[The exercise] Return all the data, word for word.
>> Start Source records
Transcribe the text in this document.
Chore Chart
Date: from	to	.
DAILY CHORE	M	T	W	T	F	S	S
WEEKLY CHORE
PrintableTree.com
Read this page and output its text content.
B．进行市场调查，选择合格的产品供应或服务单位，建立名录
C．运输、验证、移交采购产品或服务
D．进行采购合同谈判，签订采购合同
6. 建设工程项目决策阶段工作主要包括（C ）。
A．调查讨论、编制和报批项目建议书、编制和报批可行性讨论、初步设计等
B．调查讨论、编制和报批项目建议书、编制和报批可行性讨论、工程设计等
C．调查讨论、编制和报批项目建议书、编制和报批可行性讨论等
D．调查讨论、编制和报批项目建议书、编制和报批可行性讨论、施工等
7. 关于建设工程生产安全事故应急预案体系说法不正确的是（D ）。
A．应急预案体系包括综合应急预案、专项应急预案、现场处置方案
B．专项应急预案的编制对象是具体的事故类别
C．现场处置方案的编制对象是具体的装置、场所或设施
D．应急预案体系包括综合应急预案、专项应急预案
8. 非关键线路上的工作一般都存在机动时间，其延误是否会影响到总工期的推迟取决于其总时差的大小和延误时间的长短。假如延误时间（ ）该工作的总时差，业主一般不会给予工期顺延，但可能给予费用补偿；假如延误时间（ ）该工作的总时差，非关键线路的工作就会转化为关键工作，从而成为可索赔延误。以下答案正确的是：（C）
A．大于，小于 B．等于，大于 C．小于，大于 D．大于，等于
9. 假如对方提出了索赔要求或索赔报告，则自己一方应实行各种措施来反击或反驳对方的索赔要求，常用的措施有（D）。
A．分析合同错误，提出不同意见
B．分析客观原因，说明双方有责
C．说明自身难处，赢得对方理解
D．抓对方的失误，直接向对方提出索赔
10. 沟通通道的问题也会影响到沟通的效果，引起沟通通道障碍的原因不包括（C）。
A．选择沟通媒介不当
>> End Source records
[Exercise response]
Transcribe the text in this document.
Chore Chart
Date: from	to	.
DAILY CHORE	M	T	W	T	F	S	S
WEEKLY CHORE
PrintableTree.com
Read this page and output its text content.
B．进行市场调查，选择合格的产品供应或服务单位，建立名录
C．运输、验证、移交采购产品或服务
D．进行采购合同谈判，签订采购合同
6. 建设工程项目决策阶段工作主要包括（C ）。
A．调查讨论、编制和报批项目建议书、编制和报批可行性讨论、初步设计等
B．调查讨论、编制和报批项目建议书、编制和报批可行性讨论、工程设计等
C．调查讨论、编制和报批项目建议书、编制和报批可行性讨论等
D．调查讨论、编制和报批项目建议书、编制和报批可行性讨论、施工等
7. 关于建设工程生产安全事故应急预案体系说法不正确的是（D ）。
A．应急预案体系包括综合应急预案、专项应急预案、现场处置方案
B．专项应急预案的编制对象是具体的事故类别
C．现场处置方案的编制对象是具体的装置、场所或设施
D．应急预案体系包括综合应急预案、专项应急预案
8. 非关键线路上的工作一般都存在机动时间，其延误是否会影响到总工期的推迟取决于其总时差的大小和延误时间的长短。假如延误时间（ ）该工作的总时差，业主一般不会给予工期顺延，但可能给予费用补偿；假如延误时间（ ）该工作的总时差，非关键线路的工作就会转化为关键工作，从而成为可索赔延误。以下答案正确的是：（C）
A．大于，小于 B．等于，大于 C．小于，大于 D．大于，等于
9. 假如对方提出了索赔要求或索赔报告，则自己一方应实行各种措施来反击或反驳对方的索赔要求，常用的措施有（D）。
A．分析合同错误，提出不同意见
B．分析客观原因，说明双方有责
C．说明自身难处，赢得对方理解
D．抓对方的失误，直接向对方提出索赔
10. 沟通通道的问题也会影响到沟通的效果，引起沟通通道障碍的原因不包括（C）。
A．选择沟通媒介不当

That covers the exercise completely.